WRITTEN INSTRUCTION
Recast every line of the records below as a Markdown table with two columns, Row for the row number and Line for the line itself, and skip any blank lines. Leave the pictures out.

════════

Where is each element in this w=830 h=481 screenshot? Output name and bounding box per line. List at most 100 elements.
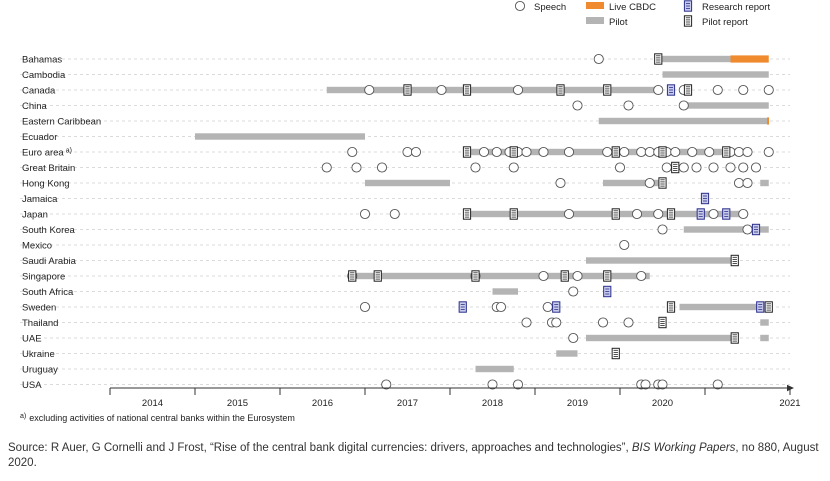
pilot-report-marker <box>462 146 472 158</box>
row-label: Bahamas <box>22 54 62 65</box>
pilot-bar <box>683 226 769 233</box>
speech-marker <box>623 100 634 111</box>
live-bar <box>730 55 769 63</box>
legend-label-pilot: Pilot <box>609 17 628 28</box>
pilot-report-doc <box>471 270 480 282</box>
row-bahamas: Bahamas <box>20 53 790 65</box>
row-label: Japan <box>22 209 48 220</box>
pilot-report-marker <box>611 208 620 220</box>
speech-marker <box>704 146 715 158</box>
source-journal: BIS Working Papers <box>631 442 736 454</box>
speech-marker <box>614 162 626 173</box>
speech-marker <box>619 146 630 158</box>
cbdc-timeline-chart: Speech Live CBDC Research report Pilot Pilot… <box>20 0 801 423</box>
speech-marker <box>359 208 371 220</box>
x-tick-label: 2021 <box>779 398 800 409</box>
pilot-report-doc <box>683 84 693 96</box>
pilot-report-doc <box>509 208 518 220</box>
row-japan: Japan <box>20 208 790 220</box>
pilot-bar <box>467 210 739 218</box>
row-label: Euro area a) <box>22 147 72 158</box>
speech-marker <box>568 286 579 297</box>
row-sweden: Sweden <box>20 301 790 313</box>
row-singapore: Singapore <box>20 270 790 282</box>
pilot-report-marker <box>611 146 620 158</box>
pilot-report-marker <box>348 270 357 282</box>
row-south-korea: South Korea <box>20 223 790 236</box>
speech-marker <box>712 379 723 390</box>
pilot-report-doc <box>611 146 620 158</box>
speech-marker <box>644 146 655 158</box>
speech-marker <box>733 146 745 158</box>
speech-marker <box>691 162 702 173</box>
speech-marker <box>653 84 664 96</box>
pilot-bar <box>760 319 769 326</box>
speech-marker <box>687 146 698 158</box>
row-label: Great Britain <box>22 163 75 174</box>
row-label: Thailand <box>22 318 58 329</box>
speech-marker <box>657 224 668 235</box>
speech-marker <box>470 162 481 173</box>
pilot-report-marker <box>560 270 569 282</box>
pilot-report-marker <box>471 270 480 282</box>
speech-marker <box>538 146 549 158</box>
row-uae: UAE <box>20 332 790 344</box>
speech-marker <box>402 146 413 158</box>
pilot-report-marker <box>509 208 518 220</box>
pilot-report-doc <box>683 15 693 27</box>
legend-speech-icon <box>514 0 526 12</box>
x-tick-label: 2017 <box>397 398 418 409</box>
row-china: China <box>20 100 790 112</box>
row-label: Sweden <box>22 302 56 313</box>
pilot-report-marker <box>462 84 472 96</box>
pilot-report-marker <box>658 146 667 158</box>
speech-marker <box>742 146 753 158</box>
pilot-report-doc <box>658 177 667 189</box>
research-report-marker <box>458 301 467 313</box>
speech-marker <box>389 208 400 220</box>
speech-marker <box>678 100 689 111</box>
speech-marker <box>351 162 362 173</box>
row-ukraine: Ukraine <box>20 347 790 360</box>
speech-marker <box>436 84 447 96</box>
row-label: Jamaica <box>22 194 58 205</box>
speech-marker <box>410 146 422 158</box>
pilot-report-marker <box>509 146 518 158</box>
speech-marker <box>670 146 681 158</box>
row-label: Ukraine <box>22 349 55 360</box>
research-report-marker <box>700 192 710 205</box>
pilot-report-doc <box>730 254 739 267</box>
research-report-marker <box>552 301 561 313</box>
legend-label-research: Research report <box>702 2 770 13</box>
row-mexico: Mexico <box>20 239 790 251</box>
speech-marker <box>597 317 609 328</box>
row-label: Mexico <box>22 240 52 251</box>
speech-marker <box>508 162 519 173</box>
pilot-bar <box>475 365 514 373</box>
legend-research-icon <box>683 0 693 12</box>
source-prefix: Source: R Auer, G Cornelli and J Frost, … <box>8 442 632 454</box>
pilot-report-doc <box>722 146 731 158</box>
pilot-report-doc <box>560 270 569 282</box>
row-cambodia: Cambodia <box>20 70 790 81</box>
speech-marker <box>636 146 647 158</box>
pilot-report-doc <box>603 84 612 96</box>
speech-marker <box>478 146 490 158</box>
pilot-report-marker <box>373 270 382 282</box>
legend-live-swatch <box>586 2 604 9</box>
pilot-bar <box>326 86 663 94</box>
x-tick-label: 2015 <box>227 398 248 409</box>
pilot-report-marker <box>658 177 667 189</box>
speech-marker <box>572 270 583 282</box>
speech-marker <box>738 162 749 173</box>
pilot-report-doc <box>658 146 667 158</box>
speech-marker <box>738 208 749 220</box>
speech-marker <box>572 100 583 111</box>
speech-marker <box>678 162 689 173</box>
research-report-marker <box>666 84 676 96</box>
row-usa: USA <box>20 379 790 391</box>
speech-marker <box>738 84 749 96</box>
speech-marker <box>725 162 736 173</box>
legend-label-pilot_report: Pilot report <box>702 17 748 28</box>
research-report-marker <box>722 208 731 220</box>
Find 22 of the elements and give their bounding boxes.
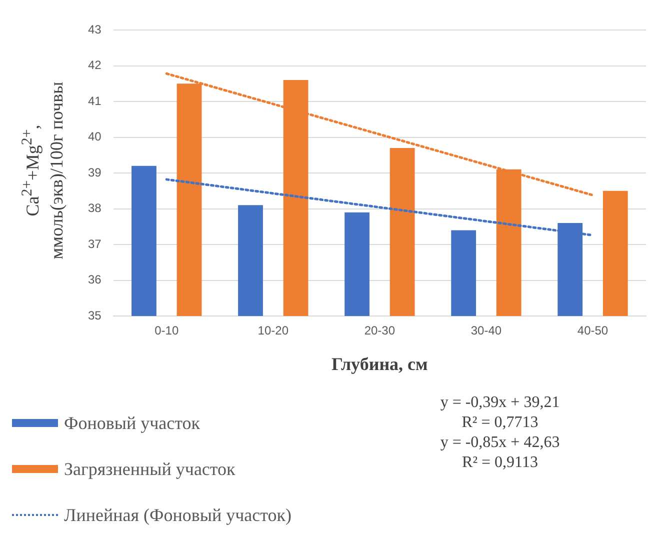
legend-label: Линейная (Фоновый участок) (64, 504, 292, 526)
y-tick-label: 38 (88, 201, 102, 216)
y-tick-label: 36 (88, 272, 102, 287)
x-axis-title: Глубина, см (332, 354, 428, 374)
legend-label: Загрязненный участок (64, 458, 236, 480)
text: y = -0,85x + 42,63 (439, 433, 561, 453)
x-tick-label: 40-50 (577, 324, 608, 338)
text: R² = 0,7713 (460, 413, 540, 433)
y-tick-label: 35 (88, 308, 102, 322)
y-tick-label: 39 (88, 165, 102, 180)
x-tick-label: 30-40 (470, 324, 502, 338)
text: R² = 0,9113 (461, 453, 539, 473)
x-tick-label: 0-10 (154, 324, 179, 338)
y-tick-label: 43 (88, 22, 102, 36)
y-tick-label: 42 (88, 58, 102, 72)
x-tick-label: 20-30 (364, 324, 396, 338)
y-tick-label: 40 (88, 130, 102, 144)
text: y = -0,39x + 39,21 (439, 393, 561, 413)
x-tick-label: 10-20 (258, 324, 289, 338)
y-tick-label: 41 (88, 94, 102, 108)
legend-label: Фоновый участок (64, 412, 200, 434)
y-tick-label: 37 (88, 236, 102, 251)
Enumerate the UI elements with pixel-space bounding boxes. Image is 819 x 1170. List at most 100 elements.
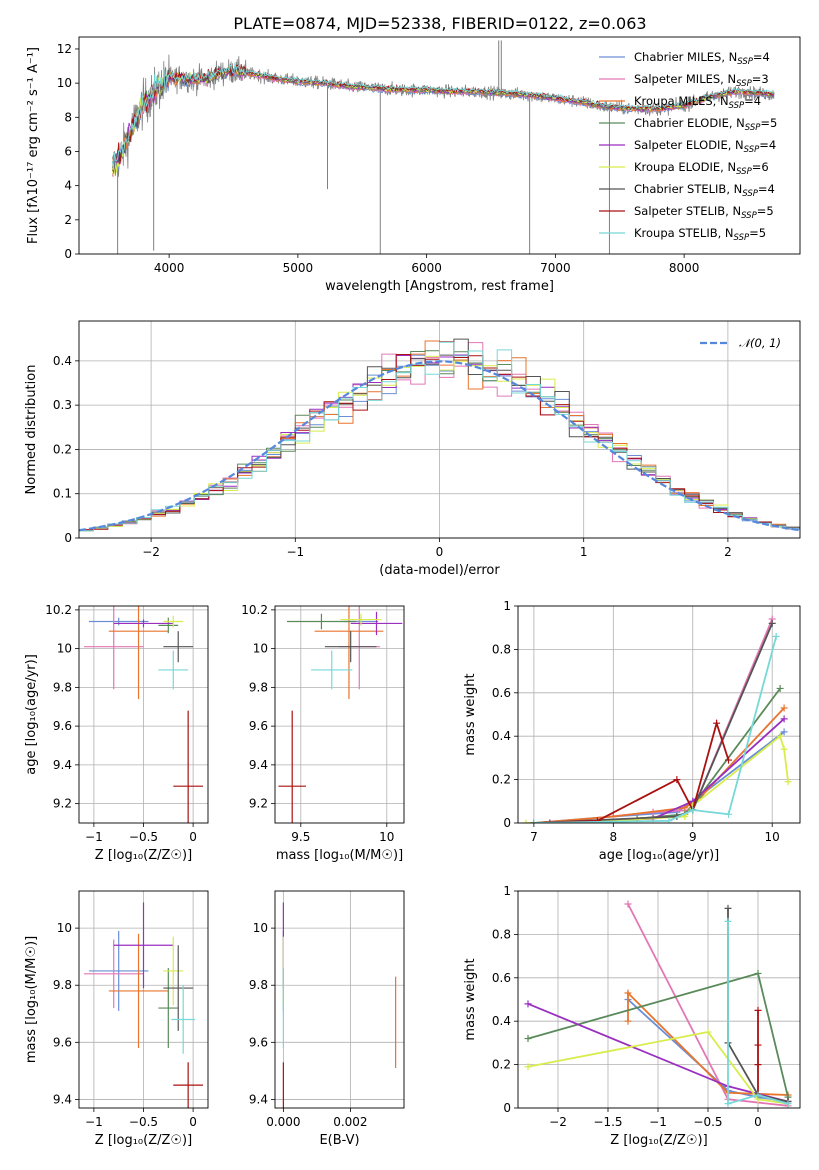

════════

THE RESULT
| Row | Line |
|---|---|
| 1 | Where is each element in this w=830 h=481 screenshot? Output name and bounding box per line. List at most 100 elements. |
| 2 | pilot-report-marker <box>462 146 472 158</box> |
| 3 | row-label: Bahamas <box>22 54 62 65</box> |
| 4 | pilot-bar <box>683 226 769 233</box> |
| 5 | speech-marker <box>623 100 634 111</box> |
| 6 | live-bar <box>730 55 769 63</box> |
| 7 | legend-label-pilot: Pilot <box>609 17 628 28</box> |
| 8 | pilot-report-doc <box>471 270 480 282</box> |
| 9 | row-bahamas: Bahamas <box>20 53 790 65</box> |
| 10 | row-label: Japan <box>22 209 48 220</box> |
| 11 | pilot-report-marker <box>611 208 620 220</box> |
| 12 | speech-marker <box>704 146 715 158</box> |
| 13 | source-journal: BIS Working Papers <box>631 442 736 454</box> |
| 14 | speech-marker <box>614 162 626 173</box> |
| 15 | speech-marker <box>619 146 630 158</box> |
| 16 | cbdc-timeline-chart: Speech Live CBDC Research report Pilot Pilot… <box>20 0 801 423</box> |
| 17 | speech-marker <box>359 208 371 220</box> |
| 18 | x-tick-label: 2021 <box>779 398 800 409</box> |
| 19 | pilot-report-doc <box>683 84 693 96</box> |
| 20 | pilot-report-doc <box>509 208 518 220</box> |
| 21 | row-japan: Japan <box>20 208 790 220</box> |
| 22 | pilot-bar <box>467 210 739 218</box> |
| 23 | row-label: Euro area a) <box>22 147 72 158</box> |
| 24 | speech-marker <box>568 286 579 297</box> |
| 25 | row-sweden: Sweden <box>20 301 790 313</box> |
| 26 | row-singapore: Singapore <box>20 270 790 282</box> |
| 27 | pilot-report-marker <box>611 146 620 158</box> |
| 28 | pilot-report-marker <box>348 270 357 282</box> |
| 29 | row-south-korea: South Korea <box>20 223 790 236</box> |
| 30 | speech-marker <box>712 379 723 390</box> |
| 31 | pilot-report-doc <box>611 146 620 158</box> |
| 32 | speech-marker <box>644 146 655 158</box> |
| 33 | speech-marker <box>733 146 745 158</box> |
| 34 | speech-marker <box>691 162 702 173</box> |
| 35 | speech-marker <box>653 84 664 96</box> |
| 36 | pilot-bar <box>760 319 769 326</box> |
| 37 | speech-marker <box>687 146 698 158</box> |
| 38 | row-label: Great Britain <box>22 163 75 174</box> |
| 39 | row-label: Thailand <box>22 318 58 329</box> |
| 40 | speech-marker <box>657 224 668 235</box> |
| 41 | speech-marker <box>470 162 481 173</box> |
| 42 | pilot-report-marker <box>560 270 569 282</box> |
| 43 | pilot-report-marker <box>471 270 480 282</box> |
| 44 | speech-marker <box>538 146 549 158</box> |
| 45 | row-uae: UAE <box>20 332 790 344</box> |
| 46 | speech-marker <box>402 146 413 158</box> |
| 47 | pilot-report-marker <box>509 208 518 220</box> |
| 48 | pilot-report-doc <box>683 15 693 27</box> |
| 49 | legend-speech-icon <box>514 0 526 12</box> |
| 50 | x-tick-label: 2017 <box>397 398 418 409</box> |
| 51 | row-china: China <box>20 100 790 112</box> |
| 52 | row-label: Sweden <box>22 302 56 313</box> |
| 53 | pilot-report-marker <box>462 84 472 96</box> |
| 54 | pilot-report-marker <box>658 146 667 158</box> |
| 55 | speech-marker <box>742 146 753 158</box> |
| 56 | pilot-report-doc <box>658 177 667 189</box> |
| 57 | research-report-marker <box>458 301 467 313</box> |
| 58 | speech-marker <box>389 208 400 220</box> |
| 59 | speech-marker <box>678 100 689 111</box> |
| 60 | speech-marker <box>351 162 362 173</box> |
| 61 | row-ukraine: Ukraine <box>20 347 790 360</box> |
| 62 | speech-marker <box>436 84 447 96</box> |
| 63 | row-label: Jamaica <box>22 194 58 205</box> |
| 64 | speech-marker <box>410 146 422 158</box> |
| 65 | pilot-report-marker <box>509 146 518 158</box> |
| 66 | speech-marker <box>670 146 681 158</box> |
| 67 | row-label: Ukraine <box>22 349 55 360</box> |
| 68 | research-report-marker <box>700 192 710 205</box> |
| 69 | pilot-report-doc <box>730 254 739 267</box> |
| 70 | research-report-marker <box>552 301 561 313</box> |
| 71 | legend-label-research: Research report <box>702 2 770 13</box> |
| 72 | row-mexico: Mexico <box>20 239 790 251</box> |
| 73 | speech-marker <box>597 317 609 328</box> |
| 74 | row-label: Mexico <box>22 240 52 251</box> |
| 75 | speech-marker <box>508 162 519 173</box> |
| 76 | pilot-bar <box>475 365 514 373</box> |
| 77 | legend-research-icon <box>683 0 693 12</box> |
| 78 | source-prefix: Source: R Auer, G Cornelli and J Frost, … <box>8 442 632 454</box> |
| 79 | pilot-report-doc <box>722 146 731 158</box> |
| 80 | pilot-report-doc <box>560 270 569 282</box> |
| 81 | row-cambodia: Cambodia <box>20 70 790 81</box> |
| 82 | speech-marker <box>636 146 647 158</box> |
| 83 | pilot-report-doc <box>603 84 612 96</box> |
| 84 | speech-marker <box>478 146 490 158</box> |
| 85 | pilot-report-marker <box>373 270 382 282</box> |
| 86 | legend-live-swatch <box>586 2 604 9</box> |
| 87 | pilot-bar <box>326 86 663 94</box> |
| 88 | x-tick-label: 2015 <box>227 398 248 409</box> |
| 89 | pilot-report-marker <box>658 177 667 189</box> |
| 90 | speech-marker <box>572 270 583 282</box> |
| 91 | speech-marker <box>738 162 749 173</box> |
| 92 | pilot-report-doc <box>658 146 667 158</box> |
| 93 | speech-marker <box>738 208 749 220</box> |
| 94 | speech-marker <box>572 100 583 111</box> |
| 95 | speech-marker <box>678 162 689 173</box> |
| 96 | research-report-marker <box>666 84 676 96</box> |
| 97 | row-usa: USA <box>20 379 790 391</box> |
| 98 | speech-marker <box>738 84 749 96</box> |
| 99 | speech-marker <box>725 162 736 173</box> |
| 100 | legend-label-pilot_report: Pilot report <box>702 17 748 28</box> |
| 101 | research-report-marker <box>722 208 731 220</box> |
| 102 | Find 22 of the elements and give their bounding boxes. |
| 103 | legend-label: Линейная (Фоновый участок) (64, 504, 292, 526) |
| 104 | y-tick-label: 38 (88, 201, 102, 216) |
| 105 | y-tick-label: 36 (88, 272, 102, 287) |
| 106 | x-axis-title: Глубина, см (332, 354, 428, 374) |
| 107 | legend-label: Загрязненный участок (64, 458, 236, 480) |
| 108 | text: y = -0,85x + 42,63 (439, 433, 561, 453) |
| 109 | x-tick-label: 40-50 (577, 324, 608, 338) |
| 110 | text: R² = 0,7713 (460, 413, 540, 433) |
| 111 | y-tick-label: 35 (88, 308, 102, 322) |
| 112 | y-tick-label: 39 (88, 165, 102, 180) |
| 113 | x-tick-label: 30-40 (470, 324, 502, 338) |
| 114 | text: R² = 0,9113 (461, 453, 539, 473) |
| 115 | x-tick-label: 0-10 (154, 324, 179, 338) |
| 116 | y-tick-label: 43 (88, 22, 102, 36) |
| 117 | y-tick-label: 42 (88, 58, 102, 72) |
| 118 | x-tick-label: 20-30 (364, 324, 396, 338) |
| 119 | y-tick-label: 40 (88, 130, 102, 144) |
| 120 | text: y = -0,39x + 39,21 (439, 393, 561, 413) |
| 121 | x-tick-label: 10-20 (258, 324, 289, 338) |
| 122 | y-tick-label: 41 (88, 94, 102, 108) |
| 123 | legend-label: Фоновый участок (64, 412, 200, 434) |
| 124 | y-tick-label: 37 (88, 236, 102, 251) |
| 125 | Enumerate the UI elements with pixel-space bounding boxes. Image is 819 x 1170. List at most 100 elements. |